Transcribe every line exactly. Leave the pictures behind.
┄┄┄┄┄┄
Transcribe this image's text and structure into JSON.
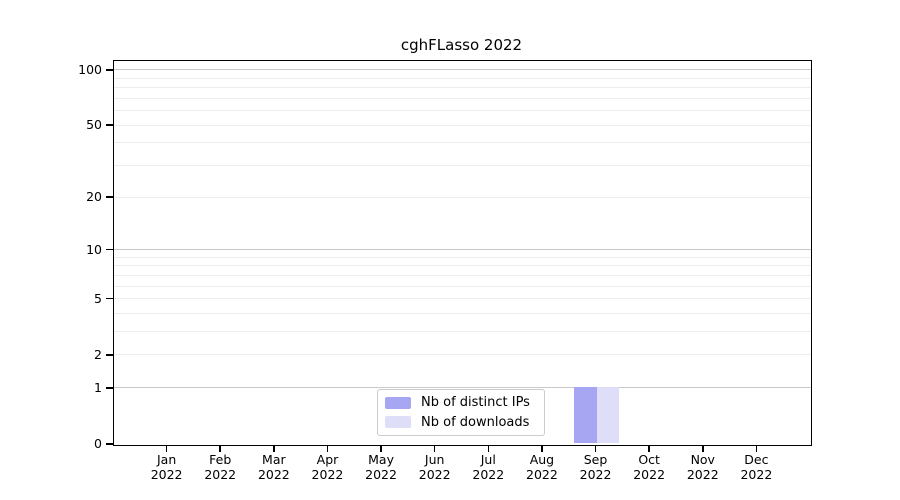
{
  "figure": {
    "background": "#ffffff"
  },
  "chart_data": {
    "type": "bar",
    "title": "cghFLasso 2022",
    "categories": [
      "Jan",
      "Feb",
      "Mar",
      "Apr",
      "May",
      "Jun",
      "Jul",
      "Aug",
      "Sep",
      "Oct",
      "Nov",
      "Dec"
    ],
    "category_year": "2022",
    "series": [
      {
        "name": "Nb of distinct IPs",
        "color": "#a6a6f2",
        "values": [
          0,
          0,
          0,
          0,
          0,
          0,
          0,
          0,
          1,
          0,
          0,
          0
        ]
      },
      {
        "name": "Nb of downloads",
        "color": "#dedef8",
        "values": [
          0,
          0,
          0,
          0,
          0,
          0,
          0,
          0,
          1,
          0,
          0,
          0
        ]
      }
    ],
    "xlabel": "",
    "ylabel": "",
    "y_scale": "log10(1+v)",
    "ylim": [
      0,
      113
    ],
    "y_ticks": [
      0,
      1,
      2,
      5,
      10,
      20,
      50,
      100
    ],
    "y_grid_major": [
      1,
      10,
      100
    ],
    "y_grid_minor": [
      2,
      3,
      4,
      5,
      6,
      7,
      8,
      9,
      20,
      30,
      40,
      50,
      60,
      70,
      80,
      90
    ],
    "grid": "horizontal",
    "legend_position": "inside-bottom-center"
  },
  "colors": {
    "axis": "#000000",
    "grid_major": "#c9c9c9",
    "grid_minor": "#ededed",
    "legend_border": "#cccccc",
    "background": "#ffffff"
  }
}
┄┄┄┄┄┄
**Solution below:**
Transcribe this image's text and structure into JSON.
{
  "figure": {
    "background": "#ffffff"
  },
  "chart_data": {
    "type": "bar",
    "title": "cghFLasso 2022",
    "categories": [
      "Jan",
      "Feb",
      "Mar",
      "Apr",
      "May",
      "Jun",
      "Jul",
      "Aug",
      "Sep",
      "Oct",
      "Nov",
      "Dec"
    ],
    "category_year": "2022",
    "series": [
      {
        "name": "Nb of distinct IPs",
        "color": "#a6a6f2",
        "values": [
          0,
          0,
          0,
          0,
          0,
          0,
          0,
          0,
          1,
          0,
          0,
          0
        ]
      },
      {
        "name": "Nb of downloads",
        "color": "#dedef8",
        "values": [
          0,
          0,
          0,
          0,
          0,
          0,
          0,
          0,
          1,
          0,
          0,
          0
        ]
      }
    ],
    "xlabel": "",
    "ylabel": "",
    "y_scale": "log10(1+v)",
    "ylim": [
      0,
      113
    ],
    "y_ticks": [
      0,
      1,
      2,
      5,
      10,
      20,
      50,
      100
    ],
    "y_grid_major": [
      1,
      10,
      100
    ],
    "y_grid_minor": [
      2,
      3,
      4,
      5,
      6,
      7,
      8,
      9,
      20,
      30,
      40,
      50,
      60,
      70,
      80,
      90
    ],
    "grid": "horizontal",
    "legend_position": "inside-bottom-center"
  },
  "colors": {
    "axis": "#000000",
    "grid_major": "#c9c9c9",
    "grid_minor": "#ededed",
    "legend_border": "#cccccc",
    "background": "#ffffff"
  }
}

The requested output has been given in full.